● **WHAT IS ASKED**
Search the records for "this" and copy each line that holds it.

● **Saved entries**
::::::::::

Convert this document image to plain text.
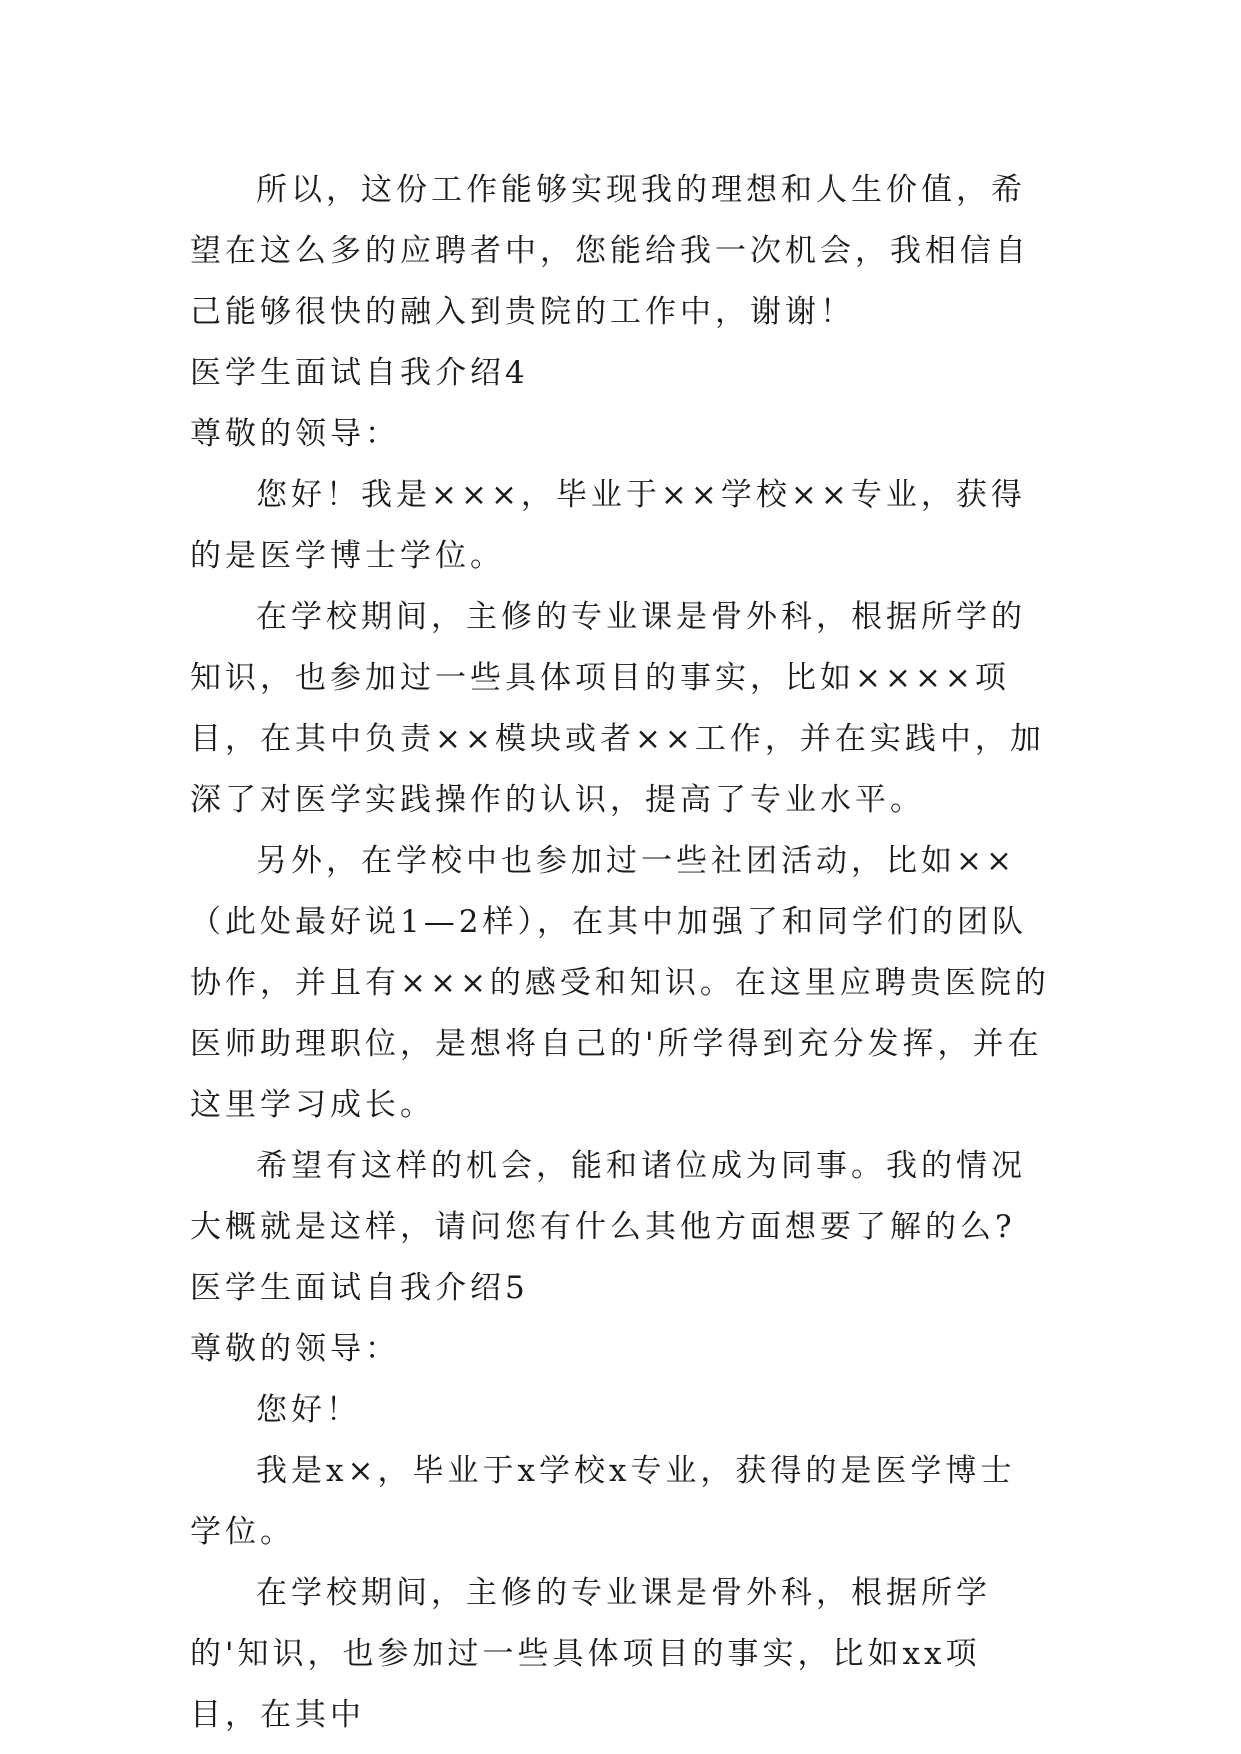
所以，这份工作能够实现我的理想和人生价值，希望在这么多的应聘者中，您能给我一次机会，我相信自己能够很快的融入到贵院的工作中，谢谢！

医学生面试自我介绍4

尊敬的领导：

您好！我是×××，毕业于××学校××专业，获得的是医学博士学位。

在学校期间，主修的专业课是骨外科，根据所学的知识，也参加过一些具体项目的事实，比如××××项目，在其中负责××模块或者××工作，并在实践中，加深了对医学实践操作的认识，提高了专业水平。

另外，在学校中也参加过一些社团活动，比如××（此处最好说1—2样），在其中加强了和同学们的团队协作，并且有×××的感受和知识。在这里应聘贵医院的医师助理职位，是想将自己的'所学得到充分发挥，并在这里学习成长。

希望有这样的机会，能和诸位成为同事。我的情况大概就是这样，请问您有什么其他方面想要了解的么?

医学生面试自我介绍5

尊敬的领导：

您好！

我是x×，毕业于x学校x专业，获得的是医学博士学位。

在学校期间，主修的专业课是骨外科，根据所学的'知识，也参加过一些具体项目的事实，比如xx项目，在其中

::::::::::

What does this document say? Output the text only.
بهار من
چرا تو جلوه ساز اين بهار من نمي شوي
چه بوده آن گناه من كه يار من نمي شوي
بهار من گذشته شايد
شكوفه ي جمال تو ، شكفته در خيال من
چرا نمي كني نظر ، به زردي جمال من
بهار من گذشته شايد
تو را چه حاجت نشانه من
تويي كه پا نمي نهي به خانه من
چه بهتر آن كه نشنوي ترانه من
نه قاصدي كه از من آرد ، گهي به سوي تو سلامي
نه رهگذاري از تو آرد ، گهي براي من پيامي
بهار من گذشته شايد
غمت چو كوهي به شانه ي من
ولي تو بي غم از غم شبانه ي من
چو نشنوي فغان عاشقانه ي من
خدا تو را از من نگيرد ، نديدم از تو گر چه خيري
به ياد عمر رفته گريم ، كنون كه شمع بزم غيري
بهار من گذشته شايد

::::::::::

● **SOLVED EXERCISE**
Convert this document image to plain text.
What does this document say? Output the text only.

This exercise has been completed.